Data records:

..........

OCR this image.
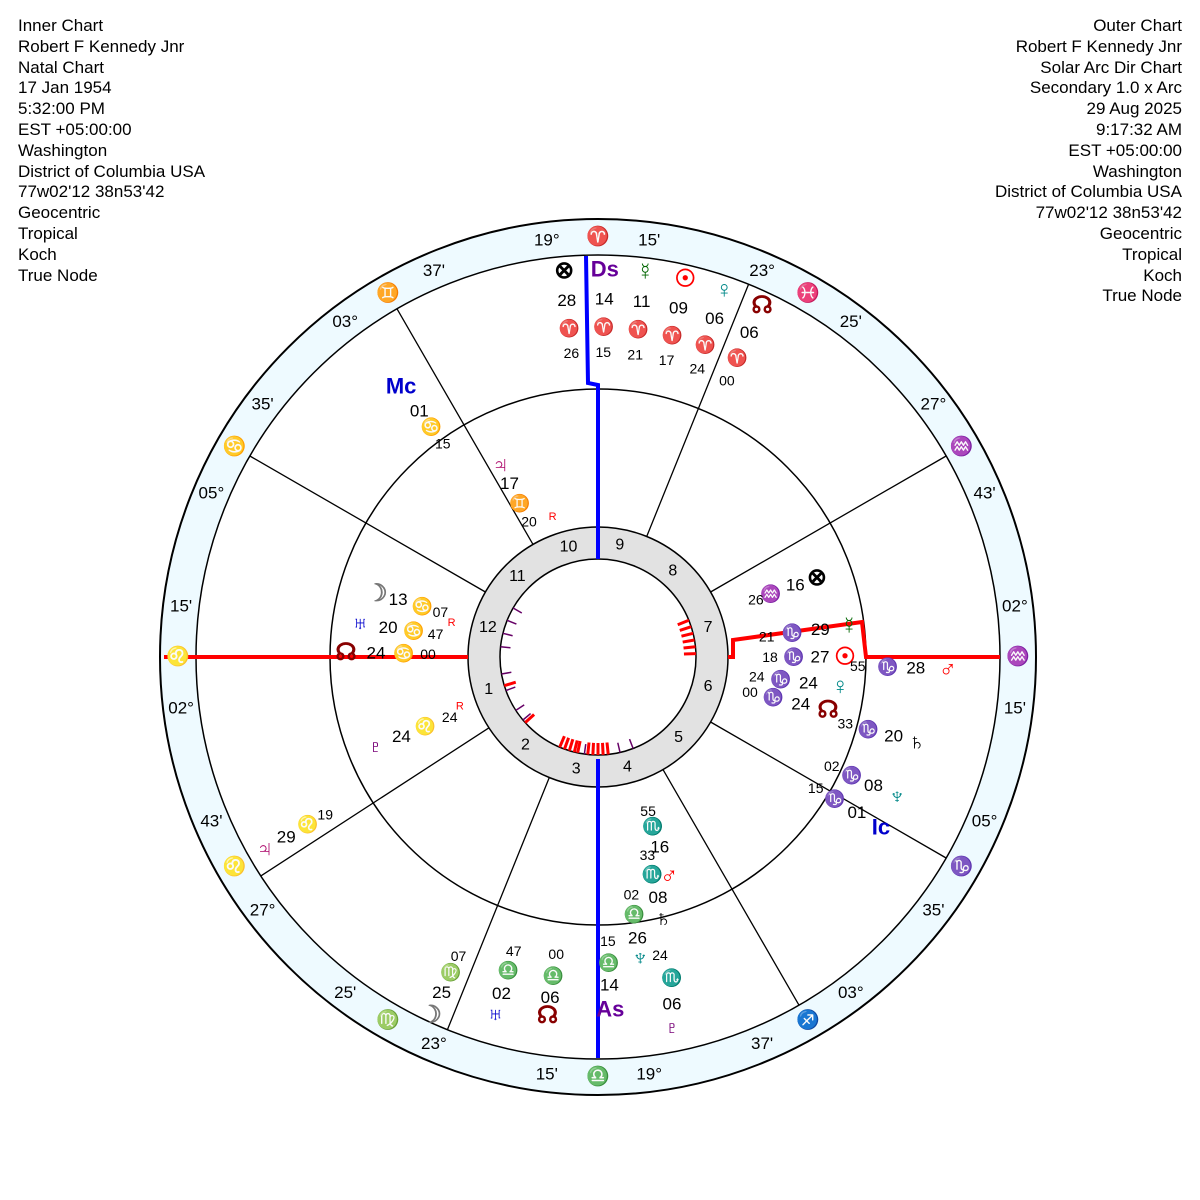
Inner Chart
Robert F Kennedy Jnr
Natal Chart
17 Jan 1954
5:32:00 PM
EST +05:00:00
Washington
District of Columbia USA
77w02'12 38n53'42
Geocentric
Tropical
Koch
True Node
Outer Chart
Robert F Kennedy Jnr
Solar Arc Dir Chart
Secondary 1.0 x Arc
29 Aug 2025
9:17:32 AM
EST +05:00:00
Washington
District of Columbia USA
77w02'12 38n53'42
Geocentric
Tropical
Koch
True Node
1
2
3	4
5
6
7
8
9
10
11
12
♈
19°	15'
♓
23°
25'
♒
27°
43'
♒
02°
15'
♑
05°
35'
♐
03°
37'
♎ 19°
15'
♍
23°
25'
♌
27°
43'
♌
02°
15'
♋
05°
35'
♊
03°
37'	⊗
28
♈
26
Ds
14
♈
15
☿
11
♈
21
☉
09
♈
17
♀
06
♈
24
☊
06
♈
00
♂
16
♏
55
♄
08
♏
33
♆
26
♎
02
As
14
♎
15
☊
06
♎
00
♅
02
♎
47
☽
25
♍
07
♃ 29
♌
19
♇
06
♏
24
⊗
16
♒
26
☿
29
♑
21
☉
27
♑
18
♀
24
♑
24
☊
24
♑
00
♂
28
♑
55
♄
20
♑
33
♆
08
♑
02
Ic
01
♑
15
Mc
01
♋
15
♃
17
♊
20 R
☽ 13 ♋ 07
♅ 20 ♋ 47
R
☊ 24 ♋ 00
♇ 24
♌
24
R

..........

* The request *
Omit every picture, then reproduce the rest of the listing exactly.

* Written reply *
OCR this image.
Inner Chart
Robert F Kennedy Jnr
Natal Chart
17 Jan 1954
5:32:00 PM
EST +05:00:00
Washington
District of Columbia USA
77w02'12 38n53'42
Geocentric
Tropical
Koch
True Node
Outer Chart
Robert F Kennedy Jnr
Solar Arc Dir Chart
Secondary 1.0 x Arc
29 Aug 2025
9:17:32 AM
EST +05:00:00
Washington
District of Columbia USA
77w02'12 38n53'42
Geocentric
Tropical
Koch
True Node
1
2
3	4
5
6
7
8
9
10
11
12
♈
19°	15'
♓
23°
25'
♒
27°
43'
♒
02°
15'
♑
05°
35'
♐
03°
37'
♎ 19°
15'
♍
23°
25'
♌
27°
43'
♌
02°
15'
♋
05°
35'
♊
03°
37'	⊗
28
♈
26
Ds
14
♈
15
☿
11
♈
21
☉
09
♈
17
♀
06
♈
24
☊
06
♈
00
♂
16
♏
55
♄
08
♏
33
♆
26
♎
02
As
14
♎
15
☊
06
♎
00
♅
02
♎
47
☽
25
♍
07
♃ 29
♌
19
♇
06
♏
24
⊗
16
♒
26
☿
29
♑
21
☉
27
♑
18
♀
24
♑
24
☊
24
♑
00
♂
28
♑
55
♄
20
♑
33
♆
08
♑
02
Ic
01
♑
15
Mc
01
♋
15
♃
17
♊
20 R
☽ 13 ♋ 07
♅ 20 ♋ 47
R
☊ 24 ♋ 00
♇ 24
♌
24
R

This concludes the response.